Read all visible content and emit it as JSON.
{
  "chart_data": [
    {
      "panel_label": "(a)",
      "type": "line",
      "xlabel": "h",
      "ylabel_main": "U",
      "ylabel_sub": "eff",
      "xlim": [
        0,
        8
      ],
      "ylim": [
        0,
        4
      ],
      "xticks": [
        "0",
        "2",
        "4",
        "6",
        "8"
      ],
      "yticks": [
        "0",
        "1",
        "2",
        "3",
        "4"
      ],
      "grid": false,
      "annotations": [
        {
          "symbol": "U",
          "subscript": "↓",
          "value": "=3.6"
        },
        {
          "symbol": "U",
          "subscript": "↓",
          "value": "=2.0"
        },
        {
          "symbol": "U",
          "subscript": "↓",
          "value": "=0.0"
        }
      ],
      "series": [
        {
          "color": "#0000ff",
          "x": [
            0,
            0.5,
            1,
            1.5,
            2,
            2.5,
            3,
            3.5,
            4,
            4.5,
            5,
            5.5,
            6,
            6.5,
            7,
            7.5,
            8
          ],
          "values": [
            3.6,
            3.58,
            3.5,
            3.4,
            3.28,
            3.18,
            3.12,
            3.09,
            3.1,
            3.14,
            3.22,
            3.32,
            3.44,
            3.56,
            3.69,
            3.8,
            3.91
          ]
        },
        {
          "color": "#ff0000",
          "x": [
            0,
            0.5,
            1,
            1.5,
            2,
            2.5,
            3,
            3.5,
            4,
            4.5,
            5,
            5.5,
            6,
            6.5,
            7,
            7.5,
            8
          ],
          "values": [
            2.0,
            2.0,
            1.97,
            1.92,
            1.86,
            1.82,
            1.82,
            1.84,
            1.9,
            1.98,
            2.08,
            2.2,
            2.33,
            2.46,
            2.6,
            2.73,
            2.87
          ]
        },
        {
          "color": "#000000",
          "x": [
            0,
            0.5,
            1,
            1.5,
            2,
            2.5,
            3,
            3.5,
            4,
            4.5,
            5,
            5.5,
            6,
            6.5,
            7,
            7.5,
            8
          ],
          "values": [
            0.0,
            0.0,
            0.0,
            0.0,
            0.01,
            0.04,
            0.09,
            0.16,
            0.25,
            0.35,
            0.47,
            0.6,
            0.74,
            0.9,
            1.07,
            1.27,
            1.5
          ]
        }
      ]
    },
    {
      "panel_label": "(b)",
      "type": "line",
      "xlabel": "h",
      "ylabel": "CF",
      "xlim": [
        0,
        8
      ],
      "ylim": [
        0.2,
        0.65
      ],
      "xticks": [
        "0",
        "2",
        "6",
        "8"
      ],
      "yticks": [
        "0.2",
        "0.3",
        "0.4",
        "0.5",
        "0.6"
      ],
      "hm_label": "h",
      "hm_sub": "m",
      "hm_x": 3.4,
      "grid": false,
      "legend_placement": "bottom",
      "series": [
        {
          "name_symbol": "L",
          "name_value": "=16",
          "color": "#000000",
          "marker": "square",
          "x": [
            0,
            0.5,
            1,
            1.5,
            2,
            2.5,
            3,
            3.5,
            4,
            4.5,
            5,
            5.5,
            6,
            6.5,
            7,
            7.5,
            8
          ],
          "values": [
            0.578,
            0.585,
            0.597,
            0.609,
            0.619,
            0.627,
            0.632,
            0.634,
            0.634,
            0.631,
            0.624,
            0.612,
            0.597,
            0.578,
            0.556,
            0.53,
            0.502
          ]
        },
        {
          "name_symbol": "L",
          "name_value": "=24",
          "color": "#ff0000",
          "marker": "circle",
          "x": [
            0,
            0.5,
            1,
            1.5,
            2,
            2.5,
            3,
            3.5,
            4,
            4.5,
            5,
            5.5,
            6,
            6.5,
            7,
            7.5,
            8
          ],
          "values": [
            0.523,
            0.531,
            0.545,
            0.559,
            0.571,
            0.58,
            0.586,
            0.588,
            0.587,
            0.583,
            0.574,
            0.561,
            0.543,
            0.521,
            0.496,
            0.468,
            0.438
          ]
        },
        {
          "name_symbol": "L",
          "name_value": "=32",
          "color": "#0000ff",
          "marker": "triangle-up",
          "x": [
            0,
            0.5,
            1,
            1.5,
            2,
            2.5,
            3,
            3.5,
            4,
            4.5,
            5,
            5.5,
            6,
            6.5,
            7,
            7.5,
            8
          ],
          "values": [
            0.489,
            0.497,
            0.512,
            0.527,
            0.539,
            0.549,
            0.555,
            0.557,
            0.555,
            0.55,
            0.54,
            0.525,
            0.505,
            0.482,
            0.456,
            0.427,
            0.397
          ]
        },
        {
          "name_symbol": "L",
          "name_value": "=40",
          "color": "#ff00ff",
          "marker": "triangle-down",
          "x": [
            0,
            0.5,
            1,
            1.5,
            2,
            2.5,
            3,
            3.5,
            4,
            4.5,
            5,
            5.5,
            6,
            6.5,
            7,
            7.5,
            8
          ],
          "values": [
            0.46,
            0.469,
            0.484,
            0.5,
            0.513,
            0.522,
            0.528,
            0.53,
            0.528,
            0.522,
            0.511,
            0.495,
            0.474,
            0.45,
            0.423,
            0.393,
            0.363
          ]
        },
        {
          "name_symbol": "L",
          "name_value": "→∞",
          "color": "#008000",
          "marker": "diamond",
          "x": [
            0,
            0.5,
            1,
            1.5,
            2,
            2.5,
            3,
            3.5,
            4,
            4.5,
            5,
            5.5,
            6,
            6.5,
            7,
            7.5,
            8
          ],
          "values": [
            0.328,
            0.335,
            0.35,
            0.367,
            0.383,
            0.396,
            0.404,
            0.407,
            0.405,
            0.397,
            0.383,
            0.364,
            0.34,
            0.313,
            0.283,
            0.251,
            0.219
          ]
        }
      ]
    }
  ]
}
++++++++++
__WHAT TO PRODUCE__
Using the listing above, reproduce each line without omission.

__ANSWER FOR THIS EXERCISE__
Read all visible content and emit it as JSON.
{
  "chart_data": [
    {
      "panel_label": "(a)",
      "type": "line",
      "xlabel": "h",
      "ylabel_main": "U",
      "ylabel_sub": "eff",
      "xlim": [
        0,
        8
      ],
      "ylim": [
        0,
        4
      ],
      "xticks": [
        "0",
        "2",
        "4",
        "6",
        "8"
      ],
      "yticks": [
        "0",
        "1",
        "2",
        "3",
        "4"
      ],
      "grid": false,
      "annotations": [
        {
          "symbol": "U",
          "subscript": "↓",
          "value": "=3.6"
        },
        {
          "symbol": "U",
          "subscript": "↓",
          "value": "=2.0"
        },
        {
          "symbol": "U",
          "subscript": "↓",
          "value": "=0.0"
        }
      ],
      "series": [
        {
          "color": "#0000ff",
          "x": [
            0,
            0.5,
            1,
            1.5,
            2,
            2.5,
            3,
            3.5,
            4,
            4.5,
            5,
            5.5,
            6,
            6.5,
            7,
            7.5,
            8
          ],
          "values": [
            3.6,
            3.58,
            3.5,
            3.4,
            3.28,
            3.18,
            3.12,
            3.09,
            3.1,
            3.14,
            3.22,
            3.32,
            3.44,
            3.56,
            3.69,
            3.8,
            3.91
          ]
        },
        {
          "color": "#ff0000",
          "x": [
            0,
            0.5,
            1,
            1.5,
            2,
            2.5,
            3,
            3.5,
            4,
            4.5,
            5,
            5.5,
            6,
            6.5,
            7,
            7.5,
            8
          ],
          "values": [
            2.0,
            2.0,
            1.97,
            1.92,
            1.86,
            1.82,
            1.82,
            1.84,
            1.9,
            1.98,
            2.08,
            2.2,
            2.33,
            2.46,
            2.6,
            2.73,
            2.87
          ]
        },
        {
          "color": "#000000",
          "x": [
            0,
            0.5,
            1,
            1.5,
            2,
            2.5,
            3,
            3.5,
            4,
            4.5,
            5,
            5.5,
            6,
            6.5,
            7,
            7.5,
            8
          ],
          "values": [
            0.0,
            0.0,
            0.0,
            0.0,
            0.01,
            0.04,
            0.09,
            0.16,
            0.25,
            0.35,
            0.47,
            0.6,
            0.74,
            0.9,
            1.07,
            1.27,
            1.5
          ]
        }
      ]
    },
    {
      "panel_label": "(b)",
      "type": "line",
      "xlabel": "h",
      "ylabel": "CF",
      "xlim": [
        0,
        8
      ],
      "ylim": [
        0.2,
        0.65
      ],
      "xticks": [
        "0",
        "2",
        "6",
        "8"
      ],
      "yticks": [
        "0.2",
        "0.3",
        "0.4",
        "0.5",
        "0.6"
      ],
      "hm_label": "h",
      "hm_sub": "m",
      "hm_x": 3.4,
      "grid": false,
      "legend_placement": "bottom",
      "series": [
        {
          "name_symbol": "L",
          "name_value": "=16",
          "color": "#000000",
          "marker": "square",
          "x": [
            0,
            0.5,
            1,
            1.5,
            2,
            2.5,
            3,
            3.5,
            4,
            4.5,
            5,
            5.5,
            6,
            6.5,
            7,
            7.5,
            8
          ],
          "values": [
            0.578,
            0.585,
            0.597,
            0.609,
            0.619,
            0.627,
            0.632,
            0.634,
            0.634,
            0.631,
            0.624,
            0.612,
            0.597,
            0.578,
            0.556,
            0.53,
            0.502
          ]
        },
        {
          "name_symbol": "L",
          "name_value": "=24",
          "color": "#ff0000",
          "marker": "circle",
          "x": [
            0,
            0.5,
            1,
            1.5,
            2,
            2.5,
            3,
            3.5,
            4,
            4.5,
            5,
            5.5,
            6,
            6.5,
            7,
            7.5,
            8
          ],
          "values": [
            0.523,
            0.531,
            0.545,
            0.559,
            0.571,
            0.58,
            0.586,
            0.588,
            0.587,
            0.583,
            0.574,
            0.561,
            0.543,
            0.521,
            0.496,
            0.468,
            0.438
          ]
        },
        {
          "name_symbol": "L",
          "name_value": "=32",
          "color": "#0000ff",
          "marker": "triangle-up",
          "x": [
            0,
            0.5,
            1,
            1.5,
            2,
            2.5,
            3,
            3.5,
            4,
            4.5,
            5,
            5.5,
            6,
            6.5,
            7,
            7.5,
            8
          ],
          "values": [
            0.489,
            0.497,
            0.512,
            0.527,
            0.539,
            0.549,
            0.555,
            0.557,
            0.555,
            0.55,
            0.54,
            0.525,
            0.505,
            0.482,
            0.456,
            0.427,
            0.397
          ]
        },
        {
          "name_symbol": "L",
          "name_value": "=40",
          "color": "#ff00ff",
          "marker": "triangle-down",
          "x": [
            0,
            0.5,
            1,
            1.5,
            2,
            2.5,
            3,
            3.5,
            4,
            4.5,
            5,
            5.5,
            6,
            6.5,
            7,
            7.5,
            8
          ],
          "values": [
            0.46,
            0.469,
            0.484,
            0.5,
            0.513,
            0.522,
            0.528,
            0.53,
            0.528,
            0.522,
            0.511,
            0.495,
            0.474,
            0.45,
            0.423,
            0.393,
            0.363
          ]
        },
        {
          "name_symbol": "L",
          "name_value": "→∞",
          "color": "#008000",
          "marker": "diamond",
          "x": [
            0,
            0.5,
            1,
            1.5,
            2,
            2.5,
            3,
            3.5,
            4,
            4.5,
            5,
            5.5,
            6,
            6.5,
            7,
            7.5,
            8
          ],
          "values": [
            0.328,
            0.335,
            0.35,
            0.367,
            0.383,
            0.396,
            0.404,
            0.407,
            0.405,
            0.397,
            0.383,
            0.364,
            0.34,
            0.313,
            0.283,
            0.251,
            0.219
          ]
        }
      ]
    }
  ]
}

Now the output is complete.